= WORK INSTRUCTIONS =
Every entry must be repeated exactly. Exclude all pictures.

#####

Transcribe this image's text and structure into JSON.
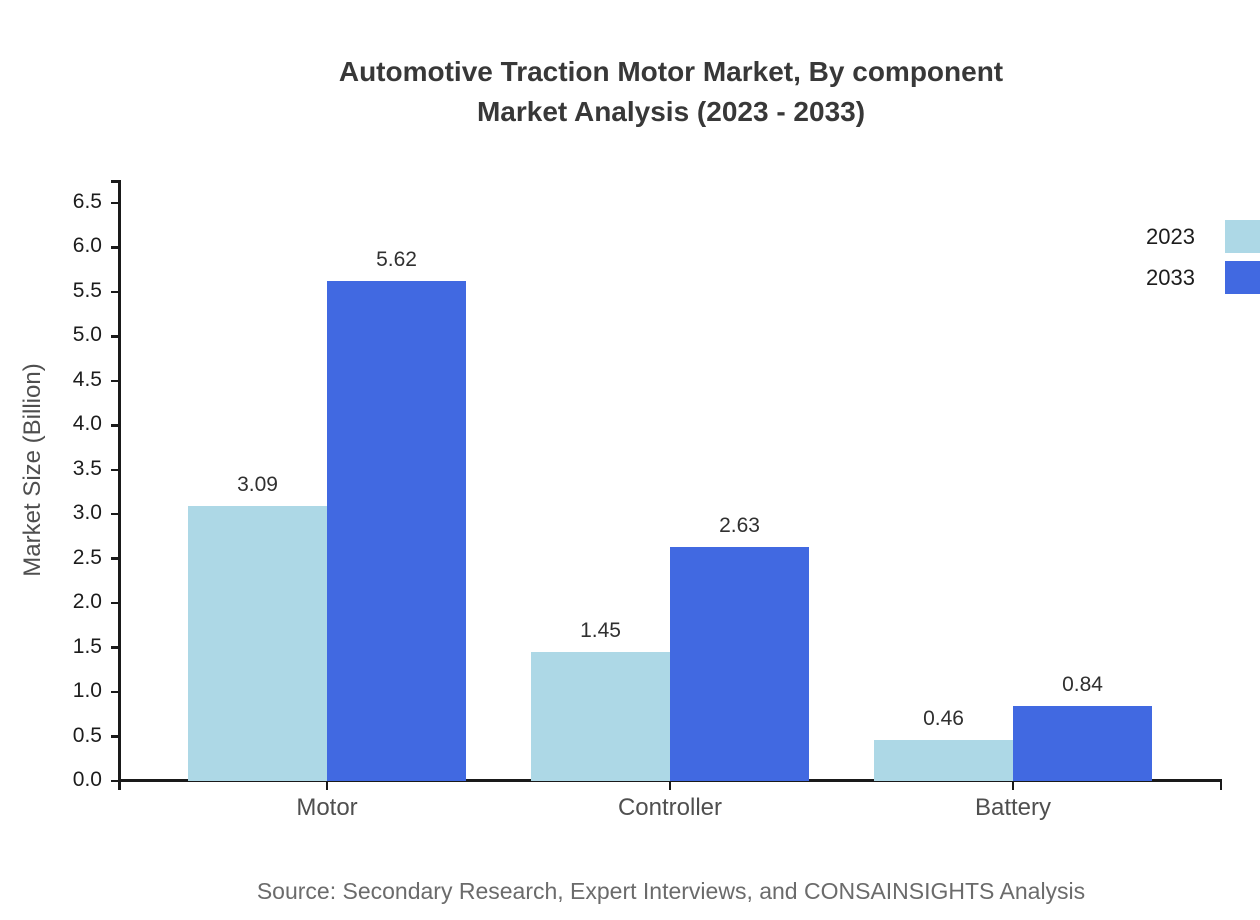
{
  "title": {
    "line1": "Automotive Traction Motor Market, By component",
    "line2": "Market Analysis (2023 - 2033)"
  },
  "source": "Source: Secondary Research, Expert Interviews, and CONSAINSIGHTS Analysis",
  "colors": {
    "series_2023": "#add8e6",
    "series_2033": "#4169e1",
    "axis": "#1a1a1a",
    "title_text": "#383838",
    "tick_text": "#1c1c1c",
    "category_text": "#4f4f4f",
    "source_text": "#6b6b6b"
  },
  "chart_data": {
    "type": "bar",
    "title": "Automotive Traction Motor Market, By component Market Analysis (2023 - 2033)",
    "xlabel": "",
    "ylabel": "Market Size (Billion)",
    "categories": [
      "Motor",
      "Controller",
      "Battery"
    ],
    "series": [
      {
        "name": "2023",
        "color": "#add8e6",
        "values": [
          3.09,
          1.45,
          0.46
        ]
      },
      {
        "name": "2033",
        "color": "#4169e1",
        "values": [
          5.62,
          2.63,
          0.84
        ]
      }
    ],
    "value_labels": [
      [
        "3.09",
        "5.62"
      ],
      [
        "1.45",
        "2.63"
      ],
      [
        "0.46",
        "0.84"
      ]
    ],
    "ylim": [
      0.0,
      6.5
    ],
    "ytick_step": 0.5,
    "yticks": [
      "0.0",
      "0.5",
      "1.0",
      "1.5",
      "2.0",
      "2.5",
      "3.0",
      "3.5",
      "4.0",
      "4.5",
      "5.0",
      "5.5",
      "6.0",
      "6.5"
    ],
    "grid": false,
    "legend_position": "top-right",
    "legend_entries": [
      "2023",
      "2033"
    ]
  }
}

#####

= SOLUTION TO THIS PROBLEM =
Transcribe this image's text and structure into JSON.
{
  "title": {
    "line1": "Automotive Traction Motor Market, By component",
    "line2": "Market Analysis (2023 - 2033)"
  },
  "source": "Source: Secondary Research, Expert Interviews, and CONSAINSIGHTS Analysis",
  "colors": {
    "series_2023": "#add8e6",
    "series_2033": "#4169e1",
    "axis": "#1a1a1a",
    "title_text": "#383838",
    "tick_text": "#1c1c1c",
    "category_text": "#4f4f4f",
    "source_text": "#6b6b6b"
  },
  "chart_data": {
    "type": "bar",
    "title": "Automotive Traction Motor Market, By component Market Analysis (2023 - 2033)",
    "xlabel": "",
    "ylabel": "Market Size (Billion)",
    "categories": [
      "Motor",
      "Controller",
      "Battery"
    ],
    "series": [
      {
        "name": "2023",
        "color": "#add8e6",
        "values": [
          3.09,
          1.45,
          0.46
        ]
      },
      {
        "name": "2033",
        "color": "#4169e1",
        "values": [
          5.62,
          2.63,
          0.84
        ]
      }
    ],
    "value_labels": [
      [
        "3.09",
        "5.62"
      ],
      [
        "1.45",
        "2.63"
      ],
      [
        "0.46",
        "0.84"
      ]
    ],
    "ylim": [
      0.0,
      6.5
    ],
    "ytick_step": 0.5,
    "yticks": [
      "0.0",
      "0.5",
      "1.0",
      "1.5",
      "2.0",
      "2.5",
      "3.0",
      "3.5",
      "4.0",
      "4.5",
      "5.0",
      "5.5",
      "6.0",
      "6.5"
    ],
    "grid": false,
    "legend_position": "top-right",
    "legend_entries": [
      "2023",
      "2033"
    ]
  }
}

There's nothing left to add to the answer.